» **What you should do**
Present the following data again exactly as it is shown.

Collected data entries
— BEGIN —

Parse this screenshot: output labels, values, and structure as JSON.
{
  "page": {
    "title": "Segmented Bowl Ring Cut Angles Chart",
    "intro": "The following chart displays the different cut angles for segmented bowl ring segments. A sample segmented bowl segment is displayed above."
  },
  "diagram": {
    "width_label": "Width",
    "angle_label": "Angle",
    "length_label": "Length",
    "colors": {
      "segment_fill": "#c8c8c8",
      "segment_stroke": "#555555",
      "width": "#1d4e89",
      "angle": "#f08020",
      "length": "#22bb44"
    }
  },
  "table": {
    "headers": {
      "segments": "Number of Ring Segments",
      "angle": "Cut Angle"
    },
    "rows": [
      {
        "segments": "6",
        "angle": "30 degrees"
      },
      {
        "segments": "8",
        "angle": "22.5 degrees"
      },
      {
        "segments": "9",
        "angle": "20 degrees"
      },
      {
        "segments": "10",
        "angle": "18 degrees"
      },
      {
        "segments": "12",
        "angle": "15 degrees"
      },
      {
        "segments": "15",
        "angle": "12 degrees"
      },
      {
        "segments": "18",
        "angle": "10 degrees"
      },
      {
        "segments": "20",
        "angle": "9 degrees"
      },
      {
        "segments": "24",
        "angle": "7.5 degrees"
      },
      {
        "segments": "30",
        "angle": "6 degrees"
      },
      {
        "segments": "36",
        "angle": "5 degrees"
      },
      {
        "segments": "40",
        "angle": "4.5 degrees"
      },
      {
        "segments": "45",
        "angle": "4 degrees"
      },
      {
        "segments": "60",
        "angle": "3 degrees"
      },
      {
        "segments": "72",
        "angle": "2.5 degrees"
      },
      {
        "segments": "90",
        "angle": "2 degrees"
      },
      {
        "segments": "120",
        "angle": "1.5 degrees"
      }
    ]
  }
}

— END —

» **Complete output**
Parse this screenshot: output labels, values, and structure as JSON.
{
  "page": {
    "title": "Segmented Bowl Ring Cut Angles Chart",
    "intro": "The following chart displays the different cut angles for segmented bowl ring segments. A sample segmented bowl segment is displayed above."
  },
  "diagram": {
    "width_label": "Width",
    "angle_label": "Angle",
    "length_label": "Length",
    "colors": {
      "segment_fill": "#c8c8c8",
      "segment_stroke": "#555555",
      "width": "#1d4e89",
      "angle": "#f08020",
      "length": "#22bb44"
    }
  },
  "table": {
    "headers": {
      "segments": "Number of Ring Segments",
      "angle": "Cut Angle"
    },
    "rows": [
      {
        "segments": "6",
        "angle": "30 degrees"
      },
      {
        "segments": "8",
        "angle": "22.5 degrees"
      },
      {
        "segments": "9",
        "angle": "20 degrees"
      },
      {
        "segments": "10",
        "angle": "18 degrees"
      },
      {
        "segments": "12",
        "angle": "15 degrees"
      },
      {
        "segments": "15",
        "angle": "12 degrees"
      },
      {
        "segments": "18",
        "angle": "10 degrees"
      },
      {
        "segments": "20",
        "angle": "9 degrees"
      },
      {
        "segments": "24",
        "angle": "7.5 degrees"
      },
      {
        "segments": "30",
        "angle": "6 degrees"
      },
      {
        "segments": "36",
        "angle": "5 degrees"
      },
      {
        "segments": "40",
        "angle": "4.5 degrees"
      },
      {
        "segments": "45",
        "angle": "4 degrees"
      },
      {
        "segments": "60",
        "angle": "3 degrees"
      },
      {
        "segments": "72",
        "angle": "2.5 degrees"
      },
      {
        "segments": "90",
        "angle": "2 degrees"
      },
      {
        "segments": "120",
        "angle": "1.5 degrees"
      }
    ]
  }
}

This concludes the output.